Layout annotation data
-=-=-=-=-
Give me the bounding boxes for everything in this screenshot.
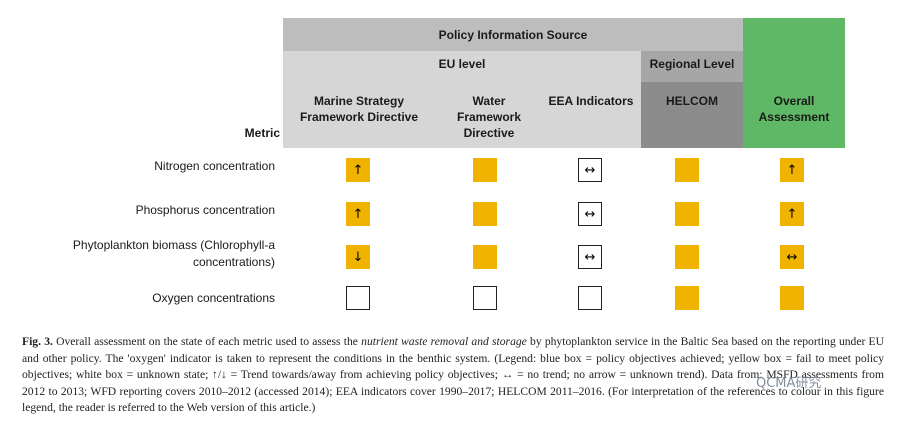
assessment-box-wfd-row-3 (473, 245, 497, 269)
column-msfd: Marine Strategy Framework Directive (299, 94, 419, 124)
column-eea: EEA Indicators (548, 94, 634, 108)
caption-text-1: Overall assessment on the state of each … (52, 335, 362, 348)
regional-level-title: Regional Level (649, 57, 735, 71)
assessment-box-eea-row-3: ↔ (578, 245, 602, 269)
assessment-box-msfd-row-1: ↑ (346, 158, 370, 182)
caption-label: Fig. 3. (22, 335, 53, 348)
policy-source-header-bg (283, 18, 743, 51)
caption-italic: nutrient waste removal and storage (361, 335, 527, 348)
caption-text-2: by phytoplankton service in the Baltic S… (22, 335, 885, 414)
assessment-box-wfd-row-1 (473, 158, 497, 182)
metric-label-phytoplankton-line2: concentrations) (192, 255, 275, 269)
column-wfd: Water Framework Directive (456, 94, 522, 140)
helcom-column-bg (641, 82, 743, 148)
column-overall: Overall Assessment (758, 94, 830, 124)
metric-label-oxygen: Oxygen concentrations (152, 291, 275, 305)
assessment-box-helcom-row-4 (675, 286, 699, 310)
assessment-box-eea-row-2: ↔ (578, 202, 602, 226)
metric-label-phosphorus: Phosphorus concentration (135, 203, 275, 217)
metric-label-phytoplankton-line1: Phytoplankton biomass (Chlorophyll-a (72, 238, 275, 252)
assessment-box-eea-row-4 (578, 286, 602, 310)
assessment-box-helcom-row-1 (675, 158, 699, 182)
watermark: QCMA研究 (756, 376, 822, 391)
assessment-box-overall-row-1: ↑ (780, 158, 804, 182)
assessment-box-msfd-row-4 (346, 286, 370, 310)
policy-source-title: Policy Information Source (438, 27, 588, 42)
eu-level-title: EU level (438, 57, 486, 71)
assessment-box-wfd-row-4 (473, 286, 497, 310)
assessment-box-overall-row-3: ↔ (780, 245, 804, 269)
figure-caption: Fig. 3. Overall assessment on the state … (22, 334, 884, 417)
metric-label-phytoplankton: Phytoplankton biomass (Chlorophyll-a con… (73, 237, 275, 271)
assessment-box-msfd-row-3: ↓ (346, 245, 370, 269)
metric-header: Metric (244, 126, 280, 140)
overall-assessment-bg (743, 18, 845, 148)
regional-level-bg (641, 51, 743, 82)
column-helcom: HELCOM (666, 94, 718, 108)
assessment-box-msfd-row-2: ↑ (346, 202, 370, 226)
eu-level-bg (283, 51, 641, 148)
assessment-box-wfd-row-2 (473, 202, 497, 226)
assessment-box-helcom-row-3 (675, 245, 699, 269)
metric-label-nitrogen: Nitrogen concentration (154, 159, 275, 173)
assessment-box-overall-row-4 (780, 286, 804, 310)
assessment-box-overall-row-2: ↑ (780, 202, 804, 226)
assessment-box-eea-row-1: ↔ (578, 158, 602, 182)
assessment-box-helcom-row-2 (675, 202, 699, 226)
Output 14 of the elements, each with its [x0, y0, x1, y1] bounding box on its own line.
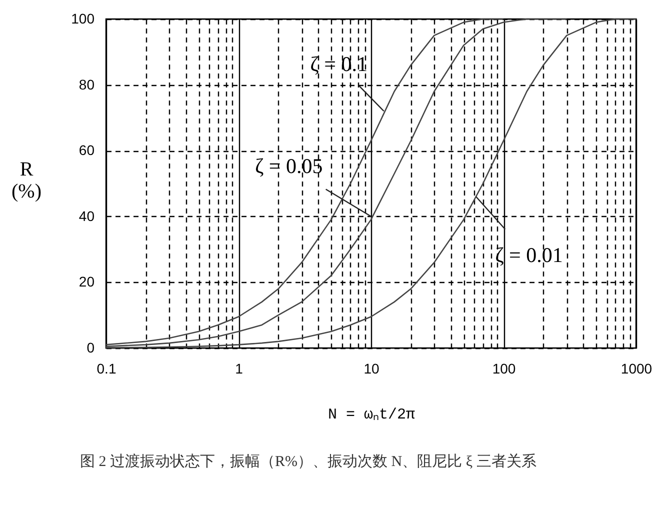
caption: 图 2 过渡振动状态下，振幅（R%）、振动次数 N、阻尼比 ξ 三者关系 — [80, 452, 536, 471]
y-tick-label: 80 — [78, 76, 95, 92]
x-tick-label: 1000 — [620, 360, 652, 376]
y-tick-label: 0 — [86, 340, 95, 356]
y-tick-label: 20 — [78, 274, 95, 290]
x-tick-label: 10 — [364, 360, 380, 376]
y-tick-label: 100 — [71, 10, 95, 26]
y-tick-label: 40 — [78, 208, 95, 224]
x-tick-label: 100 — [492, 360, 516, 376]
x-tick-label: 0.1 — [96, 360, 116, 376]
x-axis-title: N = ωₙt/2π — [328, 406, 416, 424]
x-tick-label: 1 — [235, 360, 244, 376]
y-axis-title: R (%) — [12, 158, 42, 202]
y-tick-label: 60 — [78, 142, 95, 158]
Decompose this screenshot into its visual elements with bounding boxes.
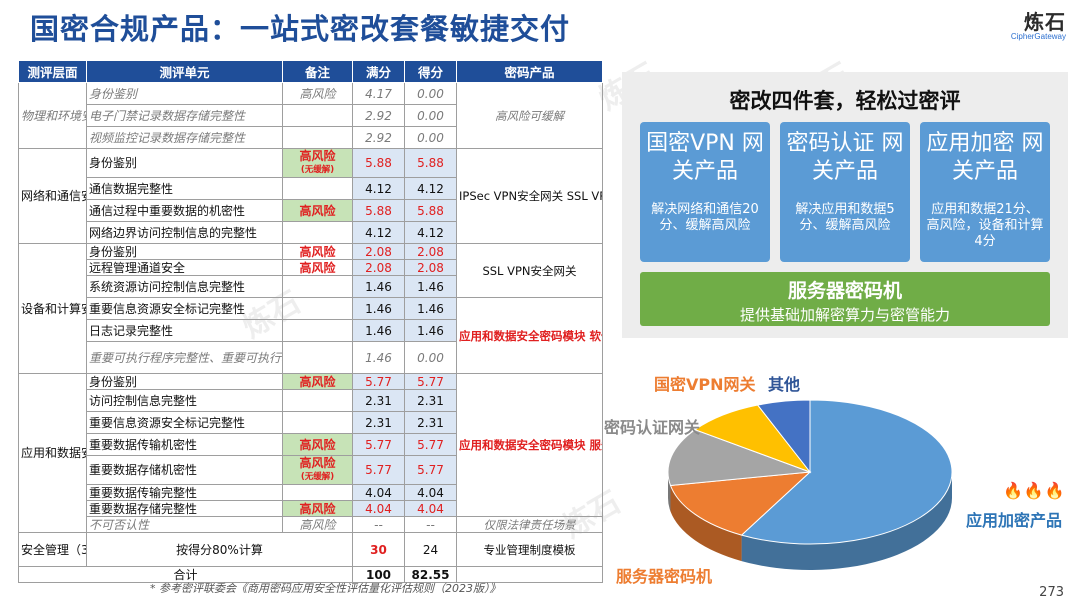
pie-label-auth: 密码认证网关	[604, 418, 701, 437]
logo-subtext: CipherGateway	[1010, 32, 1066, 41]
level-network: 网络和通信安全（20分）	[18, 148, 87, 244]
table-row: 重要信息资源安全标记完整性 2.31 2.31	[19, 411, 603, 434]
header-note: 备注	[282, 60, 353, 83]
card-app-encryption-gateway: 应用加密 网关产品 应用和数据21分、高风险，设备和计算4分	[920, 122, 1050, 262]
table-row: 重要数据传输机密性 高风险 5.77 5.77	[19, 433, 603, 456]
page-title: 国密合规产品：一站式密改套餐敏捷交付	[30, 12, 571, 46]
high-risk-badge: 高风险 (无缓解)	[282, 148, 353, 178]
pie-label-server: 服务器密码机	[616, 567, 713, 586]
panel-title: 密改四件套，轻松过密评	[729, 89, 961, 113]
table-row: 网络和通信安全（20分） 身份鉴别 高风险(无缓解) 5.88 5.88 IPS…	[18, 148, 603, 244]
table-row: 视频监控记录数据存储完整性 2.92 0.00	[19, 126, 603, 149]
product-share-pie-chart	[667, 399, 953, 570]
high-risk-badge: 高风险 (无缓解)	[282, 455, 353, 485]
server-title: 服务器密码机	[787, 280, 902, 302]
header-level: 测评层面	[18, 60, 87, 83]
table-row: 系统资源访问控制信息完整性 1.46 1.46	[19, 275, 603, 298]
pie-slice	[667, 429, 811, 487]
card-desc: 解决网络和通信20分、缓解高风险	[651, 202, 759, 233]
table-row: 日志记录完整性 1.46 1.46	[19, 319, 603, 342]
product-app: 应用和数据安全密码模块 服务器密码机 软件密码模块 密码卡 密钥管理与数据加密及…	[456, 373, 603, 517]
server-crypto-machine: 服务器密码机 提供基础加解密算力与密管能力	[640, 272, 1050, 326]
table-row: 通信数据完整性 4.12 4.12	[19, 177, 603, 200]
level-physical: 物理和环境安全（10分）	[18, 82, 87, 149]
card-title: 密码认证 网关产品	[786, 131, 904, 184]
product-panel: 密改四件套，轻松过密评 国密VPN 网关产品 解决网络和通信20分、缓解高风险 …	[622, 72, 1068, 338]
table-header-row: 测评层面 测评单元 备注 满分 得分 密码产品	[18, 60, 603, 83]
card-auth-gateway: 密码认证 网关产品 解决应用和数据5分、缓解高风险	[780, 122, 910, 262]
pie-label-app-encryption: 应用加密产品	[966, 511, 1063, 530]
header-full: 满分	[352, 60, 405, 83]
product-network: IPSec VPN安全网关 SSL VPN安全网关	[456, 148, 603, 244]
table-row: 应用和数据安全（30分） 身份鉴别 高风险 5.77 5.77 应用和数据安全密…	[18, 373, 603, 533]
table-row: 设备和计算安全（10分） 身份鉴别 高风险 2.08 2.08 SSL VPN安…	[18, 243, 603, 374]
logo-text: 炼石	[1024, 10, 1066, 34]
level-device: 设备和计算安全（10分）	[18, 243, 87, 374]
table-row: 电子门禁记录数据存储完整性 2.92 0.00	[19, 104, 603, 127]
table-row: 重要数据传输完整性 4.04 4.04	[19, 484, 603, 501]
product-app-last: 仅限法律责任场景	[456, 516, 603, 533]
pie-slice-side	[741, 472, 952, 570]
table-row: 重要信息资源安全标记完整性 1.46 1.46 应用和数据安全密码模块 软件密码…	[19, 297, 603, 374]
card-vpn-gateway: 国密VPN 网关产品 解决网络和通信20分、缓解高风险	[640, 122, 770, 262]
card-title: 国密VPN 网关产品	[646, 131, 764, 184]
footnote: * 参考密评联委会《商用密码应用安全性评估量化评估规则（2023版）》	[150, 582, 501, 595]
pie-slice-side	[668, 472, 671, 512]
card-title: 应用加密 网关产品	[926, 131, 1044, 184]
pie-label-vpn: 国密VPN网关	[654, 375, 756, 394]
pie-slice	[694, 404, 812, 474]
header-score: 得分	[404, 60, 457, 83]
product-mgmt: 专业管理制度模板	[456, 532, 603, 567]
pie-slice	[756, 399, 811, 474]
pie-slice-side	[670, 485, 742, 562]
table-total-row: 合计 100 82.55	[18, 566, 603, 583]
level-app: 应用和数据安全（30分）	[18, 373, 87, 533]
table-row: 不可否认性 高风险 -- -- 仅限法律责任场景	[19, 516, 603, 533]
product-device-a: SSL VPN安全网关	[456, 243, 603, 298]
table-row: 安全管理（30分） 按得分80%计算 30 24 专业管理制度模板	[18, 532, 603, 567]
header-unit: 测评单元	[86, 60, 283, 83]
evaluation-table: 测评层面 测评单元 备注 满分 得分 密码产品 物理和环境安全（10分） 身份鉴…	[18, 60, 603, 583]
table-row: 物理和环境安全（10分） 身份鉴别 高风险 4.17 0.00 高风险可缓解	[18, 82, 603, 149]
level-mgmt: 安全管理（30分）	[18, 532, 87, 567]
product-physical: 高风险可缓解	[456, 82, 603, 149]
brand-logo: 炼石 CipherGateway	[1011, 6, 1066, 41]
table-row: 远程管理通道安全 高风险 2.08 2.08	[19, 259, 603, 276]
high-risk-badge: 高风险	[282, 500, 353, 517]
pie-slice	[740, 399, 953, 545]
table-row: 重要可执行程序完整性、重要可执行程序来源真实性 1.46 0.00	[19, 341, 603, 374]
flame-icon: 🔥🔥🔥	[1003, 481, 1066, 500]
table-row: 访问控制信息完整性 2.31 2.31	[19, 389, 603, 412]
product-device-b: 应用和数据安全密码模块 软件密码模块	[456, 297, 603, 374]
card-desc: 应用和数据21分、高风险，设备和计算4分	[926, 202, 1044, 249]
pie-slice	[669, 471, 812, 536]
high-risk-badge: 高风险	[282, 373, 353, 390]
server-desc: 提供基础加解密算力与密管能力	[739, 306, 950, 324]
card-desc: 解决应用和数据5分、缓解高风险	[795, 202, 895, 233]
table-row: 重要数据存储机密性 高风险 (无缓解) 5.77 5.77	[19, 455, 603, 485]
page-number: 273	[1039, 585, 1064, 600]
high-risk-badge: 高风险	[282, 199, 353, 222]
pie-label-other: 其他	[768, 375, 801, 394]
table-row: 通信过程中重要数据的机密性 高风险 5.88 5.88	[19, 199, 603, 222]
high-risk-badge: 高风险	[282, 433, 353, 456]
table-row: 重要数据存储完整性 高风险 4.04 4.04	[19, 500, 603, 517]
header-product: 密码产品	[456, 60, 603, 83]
-=-=-=-=-
What you are asked to do:
Present the lines of the records from the line containing "caption: 图 2" up to and including the line containing "Decompose this screenshot" as a Markdown table with the columns Row and Line, giving each line a row number and omitting any blank lines.

Solution for this exercise:
| Row | Line |
|---|---|
| 1 | caption: 图 2 过渡振动状态下，振幅（R%）、振动次数 N、阻尼比 ξ 三者关系 — [80, 452, 536, 471] |
| 2 | y-tick-label: 80 — [78, 76, 95, 92] |
| 3 | x-tick-label: 1000 — [620, 360, 652, 376] |
| 4 | y-tick-label: 0 — [86, 340, 95, 356] |
| 5 | y-tick-label: 20 — [78, 274, 95, 290] |
| 6 | x-tick-label: 10 — [364, 360, 380, 376] |
| 7 | y-tick-label: 100 — [71, 10, 95, 26] |
| 8 | y-tick-label: 40 — [78, 208, 95, 224] |
| 9 | x-tick-label: 100 — [492, 360, 516, 376] |
| 10 | x-tick-label: 0.1 — [96, 360, 116, 376] |
| 11 | x-axis-title: N = ωₙt/2π — [328, 406, 416, 424] |
| 12 | x-tick-label: 1 — [235, 360, 244, 376] |
| 13 | y-axis-title: R (%) — [12, 158, 42, 202] |
| 14 | y-tick-label: 60 — [78, 142, 95, 158] |
| 15 | Decompose this screenshot into its visual elements with bounding boxes. |